*Your objective:*
Beneath this sentence is a set of records; write each of them out exactly.

*Record list:*
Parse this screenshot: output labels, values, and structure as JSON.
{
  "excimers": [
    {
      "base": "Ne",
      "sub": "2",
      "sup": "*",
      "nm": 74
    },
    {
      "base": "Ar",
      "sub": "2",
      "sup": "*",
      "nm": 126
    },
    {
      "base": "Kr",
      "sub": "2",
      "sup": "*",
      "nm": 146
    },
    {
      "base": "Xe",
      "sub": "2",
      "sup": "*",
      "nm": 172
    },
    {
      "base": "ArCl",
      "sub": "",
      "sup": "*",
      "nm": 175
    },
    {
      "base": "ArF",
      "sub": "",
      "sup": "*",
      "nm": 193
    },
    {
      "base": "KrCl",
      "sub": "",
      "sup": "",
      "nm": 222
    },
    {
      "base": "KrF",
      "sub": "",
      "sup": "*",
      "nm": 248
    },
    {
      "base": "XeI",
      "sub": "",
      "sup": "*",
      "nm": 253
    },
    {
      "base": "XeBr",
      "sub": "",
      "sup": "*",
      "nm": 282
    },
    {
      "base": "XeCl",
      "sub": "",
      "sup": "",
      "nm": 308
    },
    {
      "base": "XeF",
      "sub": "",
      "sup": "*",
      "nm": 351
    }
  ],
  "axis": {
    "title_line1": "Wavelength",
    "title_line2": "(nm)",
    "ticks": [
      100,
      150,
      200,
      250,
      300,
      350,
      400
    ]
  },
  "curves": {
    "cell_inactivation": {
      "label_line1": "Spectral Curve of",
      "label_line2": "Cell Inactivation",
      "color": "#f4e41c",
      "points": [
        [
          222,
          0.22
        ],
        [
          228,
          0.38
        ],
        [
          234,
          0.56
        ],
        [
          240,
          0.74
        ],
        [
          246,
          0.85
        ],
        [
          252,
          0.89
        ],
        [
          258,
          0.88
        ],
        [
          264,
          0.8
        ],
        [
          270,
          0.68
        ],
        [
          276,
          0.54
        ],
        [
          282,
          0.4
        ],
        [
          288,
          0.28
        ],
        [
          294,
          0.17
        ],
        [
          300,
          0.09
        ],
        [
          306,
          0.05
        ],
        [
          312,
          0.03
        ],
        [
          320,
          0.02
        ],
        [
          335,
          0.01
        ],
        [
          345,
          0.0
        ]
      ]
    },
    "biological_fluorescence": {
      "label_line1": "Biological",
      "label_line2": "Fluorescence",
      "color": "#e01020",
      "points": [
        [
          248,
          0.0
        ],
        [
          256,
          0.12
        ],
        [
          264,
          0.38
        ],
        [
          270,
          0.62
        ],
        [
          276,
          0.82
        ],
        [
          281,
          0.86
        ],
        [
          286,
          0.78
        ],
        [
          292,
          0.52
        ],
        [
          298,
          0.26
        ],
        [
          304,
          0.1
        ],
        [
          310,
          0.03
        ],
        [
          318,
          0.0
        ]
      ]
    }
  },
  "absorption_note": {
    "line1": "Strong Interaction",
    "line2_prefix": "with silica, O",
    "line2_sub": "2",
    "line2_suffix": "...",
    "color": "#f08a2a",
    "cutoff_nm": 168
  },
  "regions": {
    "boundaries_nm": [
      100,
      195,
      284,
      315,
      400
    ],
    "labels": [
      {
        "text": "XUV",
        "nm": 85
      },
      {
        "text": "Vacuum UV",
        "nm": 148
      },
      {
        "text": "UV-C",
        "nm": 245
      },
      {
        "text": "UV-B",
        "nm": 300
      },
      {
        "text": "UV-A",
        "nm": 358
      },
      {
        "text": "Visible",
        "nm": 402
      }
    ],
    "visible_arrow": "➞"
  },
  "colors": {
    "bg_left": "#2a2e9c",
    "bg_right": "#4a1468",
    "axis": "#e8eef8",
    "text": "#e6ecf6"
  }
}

*Answer to this exercise:*
Parse this screenshot: output labels, values, and structure as JSON.
{
  "excimers": [
    {
      "base": "Ne",
      "sub": "2",
      "sup": "*",
      "nm": 74
    },
    {
      "base": "Ar",
      "sub": "2",
      "sup": "*",
      "nm": 126
    },
    {
      "base": "Kr",
      "sub": "2",
      "sup": "*",
      "nm": 146
    },
    {
      "base": "Xe",
      "sub": "2",
      "sup": "*",
      "nm": 172
    },
    {
      "base": "ArCl",
      "sub": "",
      "sup": "*",
      "nm": 175
    },
    {
      "base": "ArF",
      "sub": "",
      "sup": "*",
      "nm": 193
    },
    {
      "base": "KrCl",
      "sub": "",
      "sup": "",
      "nm": 222
    },
    {
      "base": "KrF",
      "sub": "",
      "sup": "*",
      "nm": 248
    },
    {
      "base": "XeI",
      "sub": "",
      "sup": "*",
      "nm": 253
    },
    {
      "base": "XeBr",
      "sub": "",
      "sup": "*",
      "nm": 282
    },
    {
      "base": "XeCl",
      "sub": "",
      "sup": "",
      "nm": 308
    },
    {
      "base": "XeF",
      "sub": "",
      "sup": "*",
      "nm": 351
    }
  ],
  "axis": {
    "title_line1": "Wavelength",
    "title_line2": "(nm)",
    "ticks": [
      100,
      150,
      200,
      250,
      300,
      350,
      400
    ]
  },
  "curves": {
    "cell_inactivation": {
      "label_line1": "Spectral Curve of",
      "label_line2": "Cell Inactivation",
      "color": "#f4e41c",
      "points": [
        [
          222,
          0.22
        ],
        [
          228,
          0.38
        ],
        [
          234,
          0.56
        ],
        [
          240,
          0.74
        ],
        [
          246,
          0.85
        ],
        [
          252,
          0.89
        ],
        [
          258,
          0.88
        ],
        [
          264,
          0.8
        ],
        [
          270,
          0.68
        ],
        [
          276,
          0.54
        ],
        [
          282,
          0.4
        ],
        [
          288,
          0.28
        ],
        [
          294,
          0.17
        ],
        [
          300,
          0.09
        ],
        [
          306,
          0.05
        ],
        [
          312,
          0.03
        ],
        [
          320,
          0.02
        ],
        [
          335,
          0.01
        ],
        [
          345,
          0.0
        ]
      ]
    },
    "biological_fluorescence": {
      "label_line1": "Biological",
      "label_line2": "Fluorescence",
      "color": "#e01020",
      "points": [
        [
          248,
          0.0
        ],
        [
          256,
          0.12
        ],
        [
          264,
          0.38
        ],
        [
          270,
          0.62
        ],
        [
          276,
          0.82
        ],
        [
          281,
          0.86
        ],
        [
          286,
          0.78
        ],
        [
          292,
          0.52
        ],
        [
          298,
          0.26
        ],
        [
          304,
          0.1
        ],
        [
          310,
          0.03
        ],
        [
          318,
          0.0
        ]
      ]
    }
  },
  "absorption_note": {
    "line1": "Strong Interaction",
    "line2_prefix": "with silica, O",
    "line2_sub": "2",
    "line2_suffix": "...",
    "color": "#f08a2a",
    "cutoff_nm": 168
  },
  "regions": {
    "boundaries_nm": [
      100,
      195,
      284,
      315,
      400
    ],
    "labels": [
      {
        "text": "XUV",
        "nm": 85
      },
      {
        "text": "Vacuum UV",
        "nm": 148
      },
      {
        "text": "UV-C",
        "nm": 245
      },
      {
        "text": "UV-B",
        "nm": 300
      },
      {
        "text": "UV-A",
        "nm": 358
      },
      {
        "text": "Visible",
        "nm": 402
      }
    ],
    "visible_arrow": "➞"
  },
  "colors": {
    "bg_left": "#2a2e9c",
    "bg_right": "#4a1468",
    "axis": "#e8eef8",
    "text": "#e6ecf6"
  }
}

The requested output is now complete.